-- Start --

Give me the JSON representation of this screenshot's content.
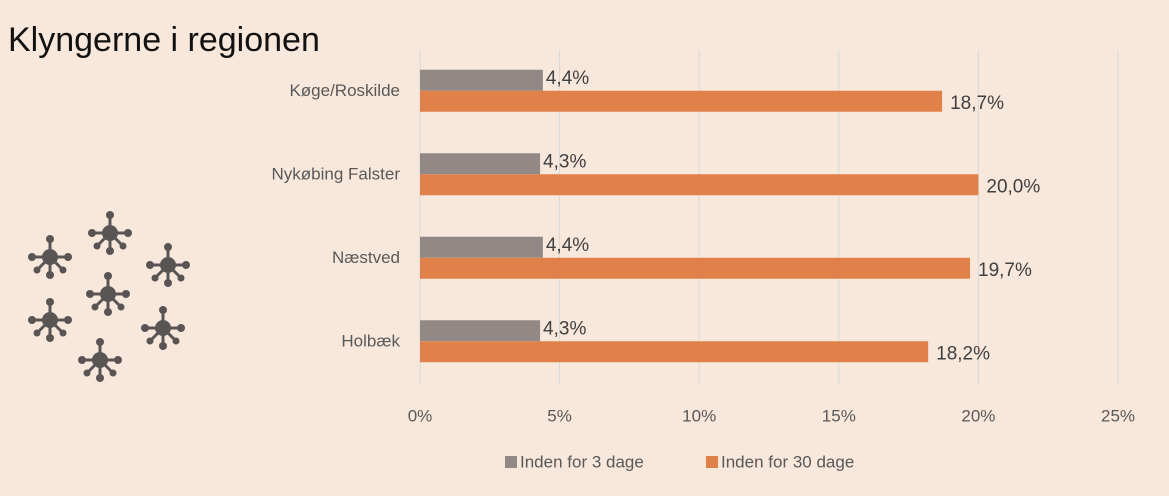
{
  "chart_data": {
    "type": "bar",
    "orientation": "horizontal",
    "title": "Klyngerne i regionen",
    "categories": [
      "Køge/Roskilde",
      "Nykøbing Falster",
      "Næstved",
      "Holbæk"
    ],
    "series": [
      {
        "name": "Inden for 3 dage",
        "color": "#928886",
        "values": [
          4.4,
          4.3,
          4.4,
          4.3
        ],
        "value_labels": [
          "4,4%",
          "4,3%",
          "4,4%",
          "4,3%"
        ]
      },
      {
        "name": "Inden for 30 dage",
        "color": "#e0814a",
        "values": [
          18.7,
          20.0,
          19.7,
          18.2
        ],
        "value_labels": [
          "18,7%",
          "20,0%",
          "19,7%",
          "18,2%"
        ]
      }
    ],
    "xlim": [
      0,
      25
    ],
    "xticks": [
      {
        "value": 0,
        "label": "0%"
      },
      {
        "value": 5,
        "label": "5%"
      },
      {
        "value": 10,
        "label": "10%"
      },
      {
        "value": 15,
        "label": "15%"
      },
      {
        "value": 20,
        "label": "20%"
      },
      {
        "value": 25,
        "label": "25%"
      }
    ],
    "grid": true,
    "legend": "bottom"
  }
}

-- End --

From the entries, copy out each line containing the word "Inden".

        "name": "Inden for 3 dage",
        "name": "Inden for 30 dage",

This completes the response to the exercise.